Filter the entries below, keeping every line that has the word "Rettifica".
○ ○ ○ ○ ○
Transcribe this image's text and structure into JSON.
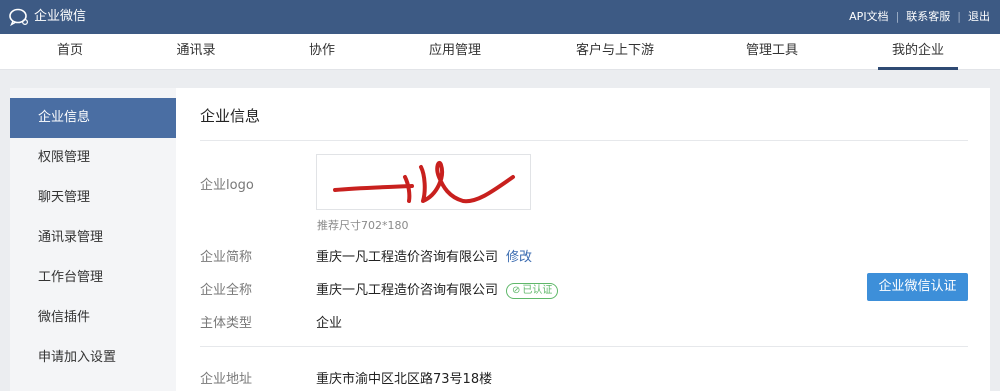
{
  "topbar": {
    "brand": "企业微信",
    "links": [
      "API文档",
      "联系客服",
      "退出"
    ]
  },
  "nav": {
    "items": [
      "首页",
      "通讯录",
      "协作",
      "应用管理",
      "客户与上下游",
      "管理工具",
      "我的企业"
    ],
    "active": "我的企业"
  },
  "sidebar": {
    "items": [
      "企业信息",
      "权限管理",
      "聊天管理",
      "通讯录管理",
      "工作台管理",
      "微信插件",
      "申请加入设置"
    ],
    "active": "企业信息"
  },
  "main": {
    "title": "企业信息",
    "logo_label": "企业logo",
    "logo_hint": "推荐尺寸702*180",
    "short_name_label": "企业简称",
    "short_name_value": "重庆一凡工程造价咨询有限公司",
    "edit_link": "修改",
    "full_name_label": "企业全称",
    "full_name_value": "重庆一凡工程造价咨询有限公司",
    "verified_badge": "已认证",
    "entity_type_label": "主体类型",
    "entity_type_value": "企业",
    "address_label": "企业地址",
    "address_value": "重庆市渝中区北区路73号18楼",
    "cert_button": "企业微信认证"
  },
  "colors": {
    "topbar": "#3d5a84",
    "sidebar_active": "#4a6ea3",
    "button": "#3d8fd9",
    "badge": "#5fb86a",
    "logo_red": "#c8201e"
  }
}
○ ○ ○ ○ ○
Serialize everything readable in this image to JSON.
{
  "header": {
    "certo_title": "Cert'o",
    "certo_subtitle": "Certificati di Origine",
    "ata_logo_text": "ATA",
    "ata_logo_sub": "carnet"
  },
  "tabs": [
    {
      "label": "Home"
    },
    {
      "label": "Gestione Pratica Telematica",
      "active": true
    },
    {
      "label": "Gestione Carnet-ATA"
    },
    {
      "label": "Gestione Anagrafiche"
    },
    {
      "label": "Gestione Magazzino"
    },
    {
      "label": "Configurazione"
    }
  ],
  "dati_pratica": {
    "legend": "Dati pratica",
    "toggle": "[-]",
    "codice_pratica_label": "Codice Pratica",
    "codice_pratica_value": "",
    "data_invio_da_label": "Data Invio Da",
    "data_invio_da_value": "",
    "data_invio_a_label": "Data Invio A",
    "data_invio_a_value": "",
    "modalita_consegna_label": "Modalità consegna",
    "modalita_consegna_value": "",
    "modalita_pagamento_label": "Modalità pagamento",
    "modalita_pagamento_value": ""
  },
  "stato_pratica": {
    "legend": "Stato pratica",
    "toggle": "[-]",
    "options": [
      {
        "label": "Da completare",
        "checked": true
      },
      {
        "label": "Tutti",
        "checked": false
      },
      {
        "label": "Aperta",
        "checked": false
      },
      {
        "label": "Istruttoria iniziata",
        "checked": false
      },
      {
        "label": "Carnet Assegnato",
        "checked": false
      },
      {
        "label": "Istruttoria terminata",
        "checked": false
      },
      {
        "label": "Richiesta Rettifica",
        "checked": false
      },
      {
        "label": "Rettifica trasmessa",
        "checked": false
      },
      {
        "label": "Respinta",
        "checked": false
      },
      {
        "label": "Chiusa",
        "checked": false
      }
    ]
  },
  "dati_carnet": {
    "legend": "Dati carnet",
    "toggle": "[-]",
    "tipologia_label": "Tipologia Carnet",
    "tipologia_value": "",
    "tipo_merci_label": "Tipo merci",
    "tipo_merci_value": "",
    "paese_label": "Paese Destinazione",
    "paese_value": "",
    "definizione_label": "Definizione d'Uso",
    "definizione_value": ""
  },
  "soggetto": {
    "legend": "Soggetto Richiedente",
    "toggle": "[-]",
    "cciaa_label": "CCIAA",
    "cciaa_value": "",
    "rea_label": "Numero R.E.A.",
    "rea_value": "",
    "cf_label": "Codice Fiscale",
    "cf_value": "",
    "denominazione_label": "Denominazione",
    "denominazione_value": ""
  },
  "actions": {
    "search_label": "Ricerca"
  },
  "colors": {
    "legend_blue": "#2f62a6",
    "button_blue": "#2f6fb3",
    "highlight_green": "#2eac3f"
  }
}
○ ○ ○ ○ ○
TASK SOLUTION.
        "label": "Richiesta Rettifica",
        "label": "Rettifica trasmessa",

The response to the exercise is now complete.